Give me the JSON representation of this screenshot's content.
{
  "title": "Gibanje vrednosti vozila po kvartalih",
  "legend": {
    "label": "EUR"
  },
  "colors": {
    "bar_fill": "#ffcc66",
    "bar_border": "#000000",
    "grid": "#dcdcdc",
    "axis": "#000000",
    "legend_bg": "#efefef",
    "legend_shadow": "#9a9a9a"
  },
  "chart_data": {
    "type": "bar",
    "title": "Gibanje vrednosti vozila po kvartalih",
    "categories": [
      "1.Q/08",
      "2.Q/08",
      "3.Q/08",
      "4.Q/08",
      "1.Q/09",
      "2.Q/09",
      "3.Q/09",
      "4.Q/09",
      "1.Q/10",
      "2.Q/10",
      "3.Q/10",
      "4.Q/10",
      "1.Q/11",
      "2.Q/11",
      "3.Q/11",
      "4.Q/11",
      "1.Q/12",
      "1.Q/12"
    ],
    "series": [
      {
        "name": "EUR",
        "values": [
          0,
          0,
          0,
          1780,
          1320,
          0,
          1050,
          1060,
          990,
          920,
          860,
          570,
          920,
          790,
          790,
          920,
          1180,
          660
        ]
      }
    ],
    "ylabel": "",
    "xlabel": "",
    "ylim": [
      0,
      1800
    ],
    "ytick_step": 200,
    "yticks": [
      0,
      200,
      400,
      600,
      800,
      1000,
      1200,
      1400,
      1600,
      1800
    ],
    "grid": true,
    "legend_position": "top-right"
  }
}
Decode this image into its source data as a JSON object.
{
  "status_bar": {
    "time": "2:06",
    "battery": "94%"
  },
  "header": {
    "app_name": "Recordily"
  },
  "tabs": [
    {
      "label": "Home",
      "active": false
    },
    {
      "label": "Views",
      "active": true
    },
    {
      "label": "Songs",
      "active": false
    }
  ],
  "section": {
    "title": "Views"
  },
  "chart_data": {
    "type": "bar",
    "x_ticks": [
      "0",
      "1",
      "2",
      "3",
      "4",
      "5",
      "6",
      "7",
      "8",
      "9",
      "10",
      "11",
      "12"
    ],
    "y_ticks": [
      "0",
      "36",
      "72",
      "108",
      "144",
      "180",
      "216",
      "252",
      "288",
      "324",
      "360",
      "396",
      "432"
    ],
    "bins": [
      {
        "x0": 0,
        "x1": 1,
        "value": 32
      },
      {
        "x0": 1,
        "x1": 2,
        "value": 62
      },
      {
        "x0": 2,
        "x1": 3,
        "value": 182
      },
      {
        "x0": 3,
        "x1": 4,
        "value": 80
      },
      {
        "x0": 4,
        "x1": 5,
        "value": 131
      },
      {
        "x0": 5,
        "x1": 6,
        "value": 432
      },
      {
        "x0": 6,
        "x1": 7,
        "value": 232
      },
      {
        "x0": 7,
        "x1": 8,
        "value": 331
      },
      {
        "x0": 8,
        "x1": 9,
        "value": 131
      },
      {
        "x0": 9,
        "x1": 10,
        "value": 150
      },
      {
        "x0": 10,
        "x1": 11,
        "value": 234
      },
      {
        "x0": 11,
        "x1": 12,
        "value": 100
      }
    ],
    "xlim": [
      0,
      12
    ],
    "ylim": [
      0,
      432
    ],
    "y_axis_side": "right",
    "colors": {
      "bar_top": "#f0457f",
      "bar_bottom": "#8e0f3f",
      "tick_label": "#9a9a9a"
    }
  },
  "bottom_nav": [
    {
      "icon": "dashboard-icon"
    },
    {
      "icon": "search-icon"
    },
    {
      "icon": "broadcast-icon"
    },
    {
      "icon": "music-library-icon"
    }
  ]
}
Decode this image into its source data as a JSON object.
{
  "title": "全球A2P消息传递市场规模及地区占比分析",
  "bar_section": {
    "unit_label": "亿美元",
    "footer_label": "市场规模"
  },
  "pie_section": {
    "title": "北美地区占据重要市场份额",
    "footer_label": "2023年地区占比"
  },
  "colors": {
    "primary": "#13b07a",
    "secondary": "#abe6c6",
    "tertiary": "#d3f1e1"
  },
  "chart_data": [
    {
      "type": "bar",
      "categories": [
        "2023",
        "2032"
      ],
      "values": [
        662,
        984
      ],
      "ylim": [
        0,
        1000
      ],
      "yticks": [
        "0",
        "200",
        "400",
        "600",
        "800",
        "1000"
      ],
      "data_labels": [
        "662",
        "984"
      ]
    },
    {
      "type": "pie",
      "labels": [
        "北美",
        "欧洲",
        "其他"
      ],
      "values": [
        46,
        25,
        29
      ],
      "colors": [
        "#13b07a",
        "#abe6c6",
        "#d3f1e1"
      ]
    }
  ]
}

========================================

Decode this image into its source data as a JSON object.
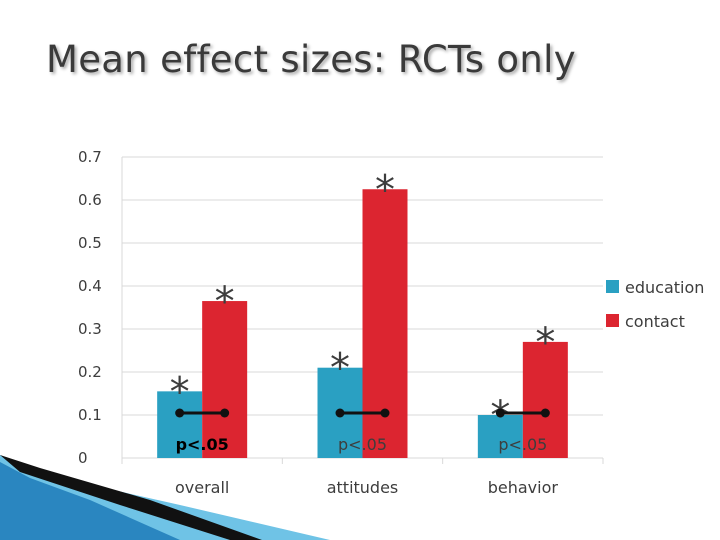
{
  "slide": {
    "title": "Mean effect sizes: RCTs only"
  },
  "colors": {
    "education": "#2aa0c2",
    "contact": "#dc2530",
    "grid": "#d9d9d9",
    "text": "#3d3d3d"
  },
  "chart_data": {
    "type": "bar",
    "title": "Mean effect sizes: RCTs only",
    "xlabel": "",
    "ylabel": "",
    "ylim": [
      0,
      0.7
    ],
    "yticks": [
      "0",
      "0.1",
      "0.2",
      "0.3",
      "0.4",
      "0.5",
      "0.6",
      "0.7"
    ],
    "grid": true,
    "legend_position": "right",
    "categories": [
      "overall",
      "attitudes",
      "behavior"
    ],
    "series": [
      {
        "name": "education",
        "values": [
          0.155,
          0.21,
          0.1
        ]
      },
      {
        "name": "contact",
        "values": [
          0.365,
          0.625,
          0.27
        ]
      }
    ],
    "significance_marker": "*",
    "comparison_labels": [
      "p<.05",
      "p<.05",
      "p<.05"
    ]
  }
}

========================================

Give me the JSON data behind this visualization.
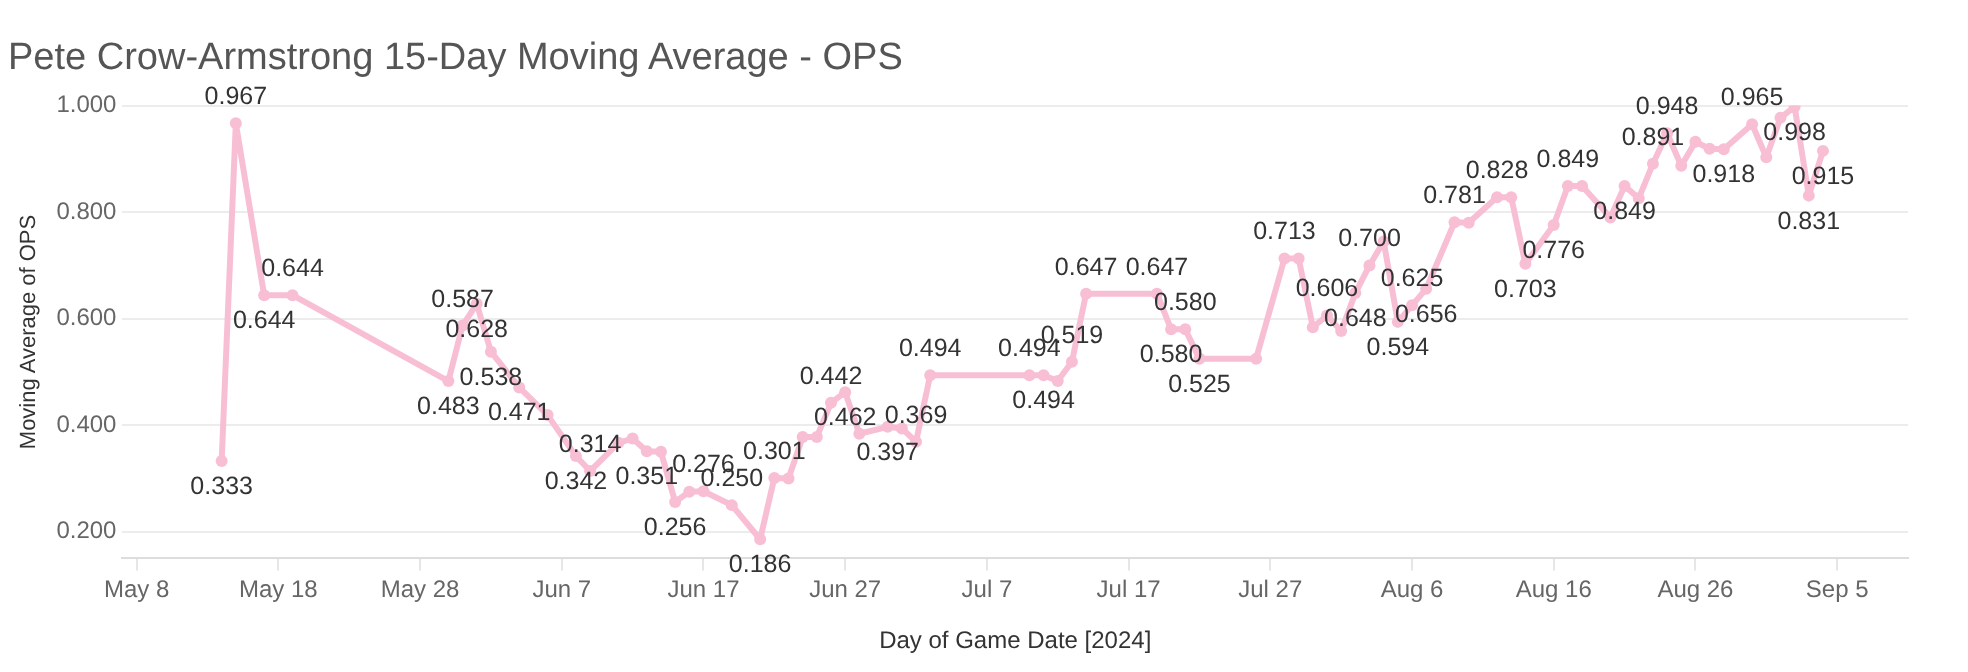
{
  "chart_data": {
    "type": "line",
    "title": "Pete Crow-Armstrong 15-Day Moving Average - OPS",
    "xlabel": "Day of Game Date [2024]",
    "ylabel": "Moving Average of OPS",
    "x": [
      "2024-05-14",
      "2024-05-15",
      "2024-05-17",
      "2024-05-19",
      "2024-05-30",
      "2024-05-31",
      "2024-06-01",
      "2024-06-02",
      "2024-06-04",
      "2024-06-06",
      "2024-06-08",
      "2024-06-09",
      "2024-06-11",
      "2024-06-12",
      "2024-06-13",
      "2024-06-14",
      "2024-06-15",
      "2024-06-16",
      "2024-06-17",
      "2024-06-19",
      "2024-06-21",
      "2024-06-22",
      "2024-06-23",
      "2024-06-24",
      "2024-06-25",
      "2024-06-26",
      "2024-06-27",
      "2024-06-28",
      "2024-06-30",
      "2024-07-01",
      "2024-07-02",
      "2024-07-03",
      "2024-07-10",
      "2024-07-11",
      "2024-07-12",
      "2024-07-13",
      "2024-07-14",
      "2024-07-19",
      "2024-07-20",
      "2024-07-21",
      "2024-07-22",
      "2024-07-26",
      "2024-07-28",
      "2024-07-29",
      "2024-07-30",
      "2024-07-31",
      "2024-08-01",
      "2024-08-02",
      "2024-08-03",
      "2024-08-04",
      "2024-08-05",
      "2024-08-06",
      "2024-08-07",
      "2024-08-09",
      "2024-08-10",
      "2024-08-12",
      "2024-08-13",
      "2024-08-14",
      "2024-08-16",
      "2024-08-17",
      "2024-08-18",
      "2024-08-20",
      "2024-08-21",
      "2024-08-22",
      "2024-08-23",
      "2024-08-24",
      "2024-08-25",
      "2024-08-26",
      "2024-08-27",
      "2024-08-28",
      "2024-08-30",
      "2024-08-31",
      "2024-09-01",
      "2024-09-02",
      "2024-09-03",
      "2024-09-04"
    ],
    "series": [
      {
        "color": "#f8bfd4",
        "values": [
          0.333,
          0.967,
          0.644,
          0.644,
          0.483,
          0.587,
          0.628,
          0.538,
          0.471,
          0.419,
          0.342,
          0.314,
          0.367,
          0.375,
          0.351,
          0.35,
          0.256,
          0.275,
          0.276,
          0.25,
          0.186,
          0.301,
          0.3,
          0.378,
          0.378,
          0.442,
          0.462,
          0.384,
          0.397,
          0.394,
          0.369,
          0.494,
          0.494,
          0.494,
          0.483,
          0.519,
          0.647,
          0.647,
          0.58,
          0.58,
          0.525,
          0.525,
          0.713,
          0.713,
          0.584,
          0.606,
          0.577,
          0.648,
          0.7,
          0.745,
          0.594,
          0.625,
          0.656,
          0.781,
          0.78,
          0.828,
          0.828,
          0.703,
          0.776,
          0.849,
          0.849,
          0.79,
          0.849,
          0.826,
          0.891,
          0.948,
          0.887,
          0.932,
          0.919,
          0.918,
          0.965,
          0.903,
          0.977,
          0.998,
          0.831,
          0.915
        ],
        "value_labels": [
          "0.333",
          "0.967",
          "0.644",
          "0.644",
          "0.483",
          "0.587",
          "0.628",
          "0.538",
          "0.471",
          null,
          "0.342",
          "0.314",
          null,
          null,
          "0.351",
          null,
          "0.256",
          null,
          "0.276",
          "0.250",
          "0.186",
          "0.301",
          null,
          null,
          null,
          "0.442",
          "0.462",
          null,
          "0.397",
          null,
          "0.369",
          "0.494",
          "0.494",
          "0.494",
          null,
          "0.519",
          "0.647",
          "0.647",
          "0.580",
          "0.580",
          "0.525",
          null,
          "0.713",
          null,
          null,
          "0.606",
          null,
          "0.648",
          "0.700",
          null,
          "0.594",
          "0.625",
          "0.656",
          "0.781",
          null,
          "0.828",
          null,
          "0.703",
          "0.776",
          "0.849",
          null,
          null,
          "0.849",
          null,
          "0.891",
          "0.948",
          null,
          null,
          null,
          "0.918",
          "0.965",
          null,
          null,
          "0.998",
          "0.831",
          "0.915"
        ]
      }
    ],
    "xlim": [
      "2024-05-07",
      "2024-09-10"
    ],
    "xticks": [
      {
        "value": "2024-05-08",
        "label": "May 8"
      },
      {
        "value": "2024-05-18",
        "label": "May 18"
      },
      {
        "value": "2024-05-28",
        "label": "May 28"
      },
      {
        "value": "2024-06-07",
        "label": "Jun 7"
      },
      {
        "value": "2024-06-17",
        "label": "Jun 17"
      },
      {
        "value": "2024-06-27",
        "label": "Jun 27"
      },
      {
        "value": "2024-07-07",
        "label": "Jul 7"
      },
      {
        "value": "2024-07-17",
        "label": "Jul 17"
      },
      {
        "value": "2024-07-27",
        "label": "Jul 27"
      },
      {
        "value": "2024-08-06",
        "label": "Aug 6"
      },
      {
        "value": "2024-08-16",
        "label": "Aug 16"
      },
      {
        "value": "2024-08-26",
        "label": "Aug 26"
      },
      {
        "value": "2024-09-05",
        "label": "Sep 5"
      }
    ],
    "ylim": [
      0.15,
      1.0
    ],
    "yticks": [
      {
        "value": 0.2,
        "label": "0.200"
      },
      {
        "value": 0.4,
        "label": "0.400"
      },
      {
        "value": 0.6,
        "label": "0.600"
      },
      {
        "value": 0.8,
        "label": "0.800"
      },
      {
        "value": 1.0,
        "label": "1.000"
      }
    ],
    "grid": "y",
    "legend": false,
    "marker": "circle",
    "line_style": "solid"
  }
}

========================================

_Directions_
Your task is to gather all lines from the entries above that hold the word "kvartalih".

_Task result_
  "title": "Gibanje vrednosti vozila po kvartalih",
    "title": "Gibanje vrednosti vozila po kvartalih",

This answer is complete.